:: Work to be completed ::
List all lines of the data containing the word "connectors".

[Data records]
* Start *

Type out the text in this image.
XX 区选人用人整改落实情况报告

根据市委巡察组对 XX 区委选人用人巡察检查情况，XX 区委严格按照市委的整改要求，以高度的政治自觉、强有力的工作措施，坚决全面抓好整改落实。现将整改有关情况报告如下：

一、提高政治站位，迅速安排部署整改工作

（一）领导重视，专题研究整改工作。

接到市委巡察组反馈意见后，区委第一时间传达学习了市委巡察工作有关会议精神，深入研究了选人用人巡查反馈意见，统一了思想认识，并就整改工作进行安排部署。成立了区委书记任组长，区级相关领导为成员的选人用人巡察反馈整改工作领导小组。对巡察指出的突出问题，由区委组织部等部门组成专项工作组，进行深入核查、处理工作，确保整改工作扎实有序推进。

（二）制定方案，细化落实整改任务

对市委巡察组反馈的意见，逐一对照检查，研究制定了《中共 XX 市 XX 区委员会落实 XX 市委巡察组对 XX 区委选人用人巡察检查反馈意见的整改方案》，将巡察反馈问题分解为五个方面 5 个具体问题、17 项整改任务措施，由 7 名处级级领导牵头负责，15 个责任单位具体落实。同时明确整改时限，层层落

* End *
* Start *

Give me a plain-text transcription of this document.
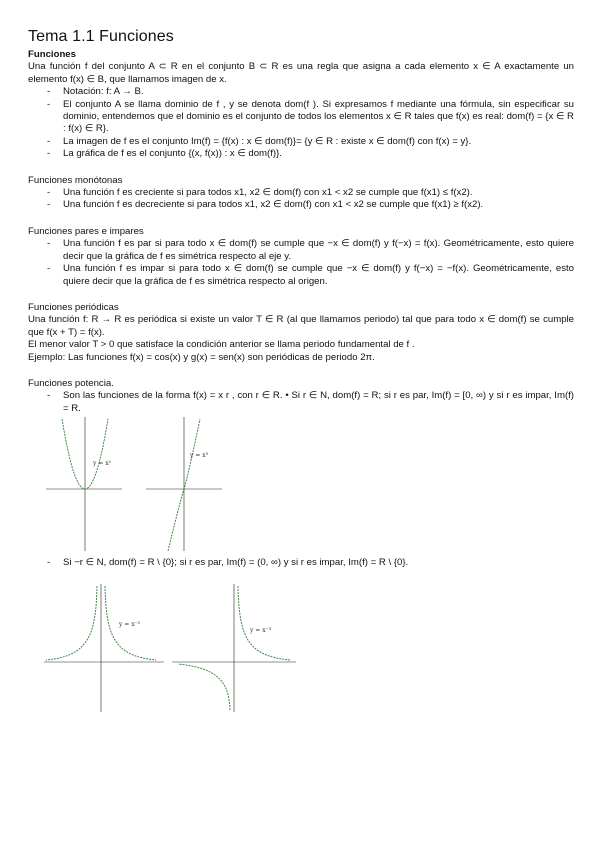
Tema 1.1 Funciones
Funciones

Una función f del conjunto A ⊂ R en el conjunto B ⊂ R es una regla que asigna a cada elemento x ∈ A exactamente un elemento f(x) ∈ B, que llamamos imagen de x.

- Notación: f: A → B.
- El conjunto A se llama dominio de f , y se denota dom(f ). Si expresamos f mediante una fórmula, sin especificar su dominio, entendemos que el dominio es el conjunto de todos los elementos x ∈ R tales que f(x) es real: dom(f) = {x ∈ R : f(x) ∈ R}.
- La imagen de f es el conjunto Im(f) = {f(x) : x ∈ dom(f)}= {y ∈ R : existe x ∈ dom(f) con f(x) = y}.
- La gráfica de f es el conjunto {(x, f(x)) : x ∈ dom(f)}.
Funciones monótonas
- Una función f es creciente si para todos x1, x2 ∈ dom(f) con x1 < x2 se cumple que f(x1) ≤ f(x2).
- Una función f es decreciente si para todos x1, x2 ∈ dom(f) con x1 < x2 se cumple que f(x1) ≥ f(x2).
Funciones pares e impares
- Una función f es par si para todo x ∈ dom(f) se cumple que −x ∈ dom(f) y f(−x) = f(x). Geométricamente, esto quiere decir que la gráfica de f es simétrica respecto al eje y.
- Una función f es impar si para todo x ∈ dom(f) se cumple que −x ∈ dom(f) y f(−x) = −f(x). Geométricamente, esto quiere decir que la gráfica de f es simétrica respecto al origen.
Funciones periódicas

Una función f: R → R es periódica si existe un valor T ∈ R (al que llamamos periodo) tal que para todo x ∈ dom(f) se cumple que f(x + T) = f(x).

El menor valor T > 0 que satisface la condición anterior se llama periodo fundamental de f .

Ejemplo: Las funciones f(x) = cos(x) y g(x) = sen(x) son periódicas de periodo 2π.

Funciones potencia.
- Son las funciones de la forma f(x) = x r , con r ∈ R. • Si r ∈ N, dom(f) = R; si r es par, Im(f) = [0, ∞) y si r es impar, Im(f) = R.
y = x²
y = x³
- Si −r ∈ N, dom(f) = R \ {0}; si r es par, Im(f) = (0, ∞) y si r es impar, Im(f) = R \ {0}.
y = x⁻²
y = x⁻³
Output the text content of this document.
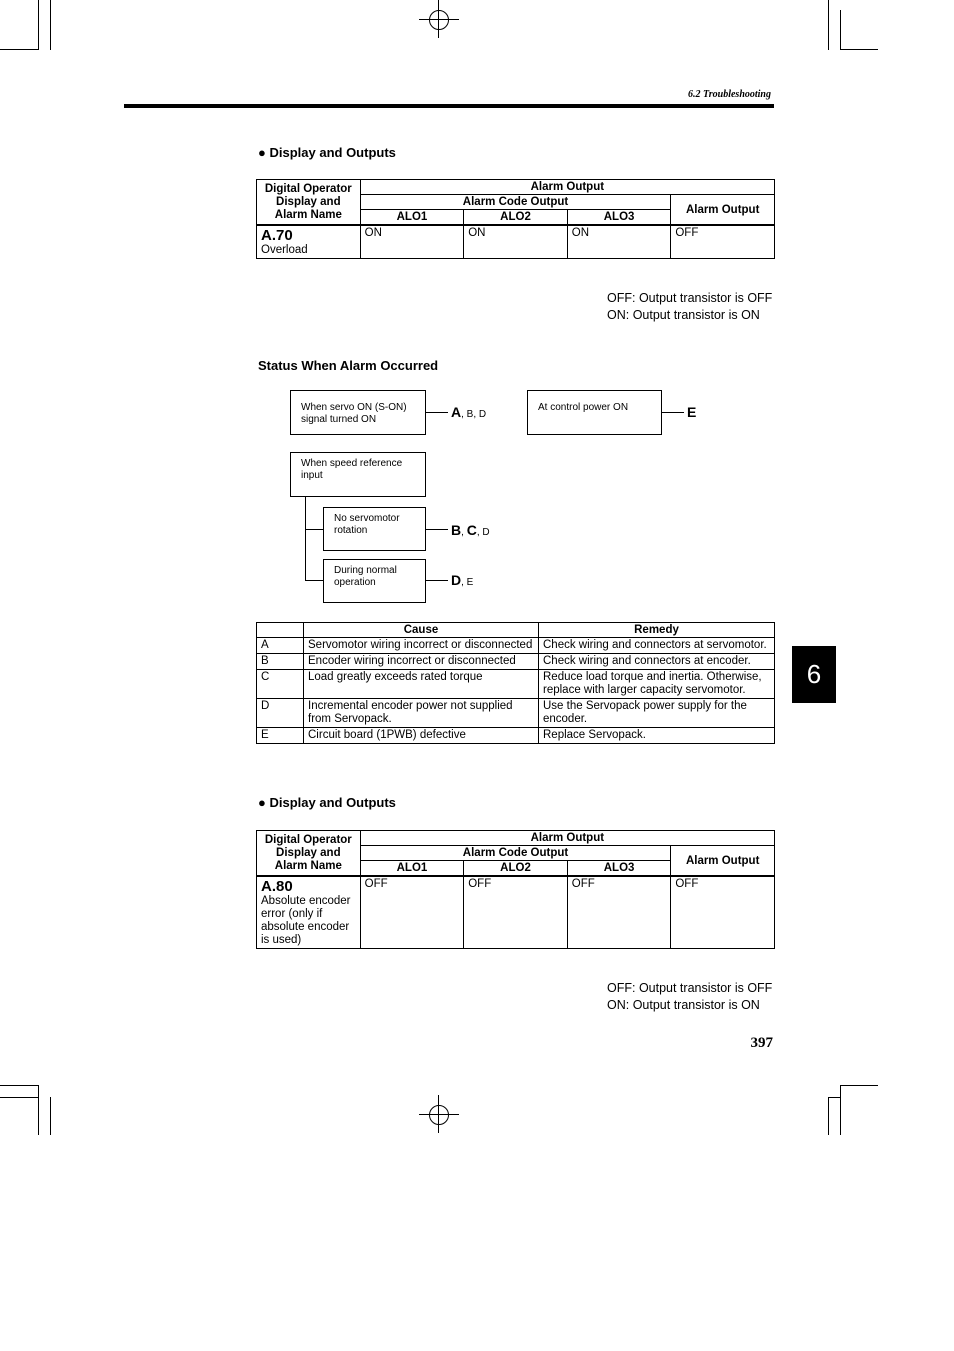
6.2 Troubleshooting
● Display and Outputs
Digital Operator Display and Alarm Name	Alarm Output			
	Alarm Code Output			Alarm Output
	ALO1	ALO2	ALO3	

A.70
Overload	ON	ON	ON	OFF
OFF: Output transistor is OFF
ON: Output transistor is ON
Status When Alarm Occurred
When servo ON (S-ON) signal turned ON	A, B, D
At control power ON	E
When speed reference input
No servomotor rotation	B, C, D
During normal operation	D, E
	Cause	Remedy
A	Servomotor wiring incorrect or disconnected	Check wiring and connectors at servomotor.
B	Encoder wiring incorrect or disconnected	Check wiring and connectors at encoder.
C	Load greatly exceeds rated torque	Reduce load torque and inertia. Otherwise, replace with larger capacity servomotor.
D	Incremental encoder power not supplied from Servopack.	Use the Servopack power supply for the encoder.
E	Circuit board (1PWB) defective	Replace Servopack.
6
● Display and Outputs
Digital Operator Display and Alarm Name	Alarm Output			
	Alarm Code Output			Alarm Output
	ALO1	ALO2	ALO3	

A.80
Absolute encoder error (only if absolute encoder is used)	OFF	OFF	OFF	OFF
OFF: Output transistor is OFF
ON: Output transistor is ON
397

* End *

:: Full response ::
A	Servomotor wiring incorrect or disconnected	Check wiring and connectors at servomotor.
B	Encoder wiring incorrect or disconnected	Check wiring and connectors at encoder.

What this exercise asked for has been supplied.